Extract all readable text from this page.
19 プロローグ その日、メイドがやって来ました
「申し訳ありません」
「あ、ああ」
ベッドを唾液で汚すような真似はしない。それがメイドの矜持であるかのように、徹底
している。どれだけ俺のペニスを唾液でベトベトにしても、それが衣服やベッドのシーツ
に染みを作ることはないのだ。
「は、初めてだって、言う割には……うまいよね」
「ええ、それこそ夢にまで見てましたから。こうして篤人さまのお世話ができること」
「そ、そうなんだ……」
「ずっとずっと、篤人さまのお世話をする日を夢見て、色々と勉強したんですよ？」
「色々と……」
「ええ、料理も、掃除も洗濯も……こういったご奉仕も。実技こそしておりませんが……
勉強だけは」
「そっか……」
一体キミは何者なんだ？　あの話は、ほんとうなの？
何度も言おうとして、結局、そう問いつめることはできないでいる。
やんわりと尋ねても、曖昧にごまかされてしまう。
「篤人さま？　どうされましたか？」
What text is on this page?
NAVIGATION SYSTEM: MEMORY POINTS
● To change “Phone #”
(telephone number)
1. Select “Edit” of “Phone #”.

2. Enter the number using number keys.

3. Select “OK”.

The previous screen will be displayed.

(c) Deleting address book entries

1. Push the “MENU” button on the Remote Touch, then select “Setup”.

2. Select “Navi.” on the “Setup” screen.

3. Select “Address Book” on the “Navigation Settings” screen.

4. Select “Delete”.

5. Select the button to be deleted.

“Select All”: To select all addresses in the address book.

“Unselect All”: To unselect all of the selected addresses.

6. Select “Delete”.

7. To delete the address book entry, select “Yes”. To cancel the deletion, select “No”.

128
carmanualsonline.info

● **Stated task**: Scan the lines for the string "screen". Copy out each line that matches.

● **The completed task**:
The previous screen will be displayed.
2. Select “Navi.” on the “Setup” screen.
3. Select “Address Book” on the “Navigation Settings” screen.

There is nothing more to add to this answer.